§ **Problem statement**
Return all of the entries exactly, with nothing added or left out.

+++ Raw records

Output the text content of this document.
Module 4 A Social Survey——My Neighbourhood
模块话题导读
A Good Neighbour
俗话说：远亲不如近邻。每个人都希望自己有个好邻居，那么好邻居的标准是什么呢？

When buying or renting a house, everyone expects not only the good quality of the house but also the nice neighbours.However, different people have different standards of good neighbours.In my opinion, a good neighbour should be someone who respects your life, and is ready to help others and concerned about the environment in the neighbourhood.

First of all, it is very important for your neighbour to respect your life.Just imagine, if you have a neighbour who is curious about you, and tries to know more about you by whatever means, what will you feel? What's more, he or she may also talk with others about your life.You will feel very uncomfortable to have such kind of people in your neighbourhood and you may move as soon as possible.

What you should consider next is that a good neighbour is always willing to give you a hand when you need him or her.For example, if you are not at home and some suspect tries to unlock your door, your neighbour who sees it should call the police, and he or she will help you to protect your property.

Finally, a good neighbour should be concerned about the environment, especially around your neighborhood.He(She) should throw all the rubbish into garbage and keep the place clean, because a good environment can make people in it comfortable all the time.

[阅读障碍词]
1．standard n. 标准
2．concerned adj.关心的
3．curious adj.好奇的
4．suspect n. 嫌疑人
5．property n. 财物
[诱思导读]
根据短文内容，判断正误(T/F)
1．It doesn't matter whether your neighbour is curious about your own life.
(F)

++++++

§ **Answer to the exercise**
Output the text content of this document.
Module 4 A Social Survey——My Neighbourhood
模块话题导读
A Good Neighbour
俗话说：远亲不如近邻。每个人都希望自己有个好邻居，那么好邻居的标准是什么呢？

When buying or renting a house, everyone expects not only the good quality of the house but also the nice neighbours.However, different people have different standards of good neighbours.In my opinion, a good neighbour should be someone who respects your life, and is ready to help others and concerned about the environment in the neighbourhood.

First of all, it is very important for your neighbour to respect your life.Just imagine, if you have a neighbour who is curious about you, and tries to know more about you by whatever means, what will you feel? What's more, he or she may also talk with others about your life.You will feel very uncomfortable to have such kind of people in your neighbourhood and you may move as soon as possible.

What you should consider next is that a good neighbour is always willing to give you a hand when you need him or her.For example, if you are not at home and some suspect tries to unlock your door, your neighbour who sees it should call the police, and he or she will help you to protect your property.

Finally, a good neighbour should be concerned about the environment, especially around your neighborhood.He(She) should throw all the rubbish into garbage and keep the place clean, because a good environment can make people in it comfortable all the time.

[阅读障碍词]
1．standard n. 标准
2．concerned adj.关心的
3．curious adj.好奇的
4．suspect n. 嫌疑人
5．property n. 财物
[诱思导读]
根据短文内容，判断正误(T/F)
1．It doesn't matter whether your neighbour is curious about your own life.
(F)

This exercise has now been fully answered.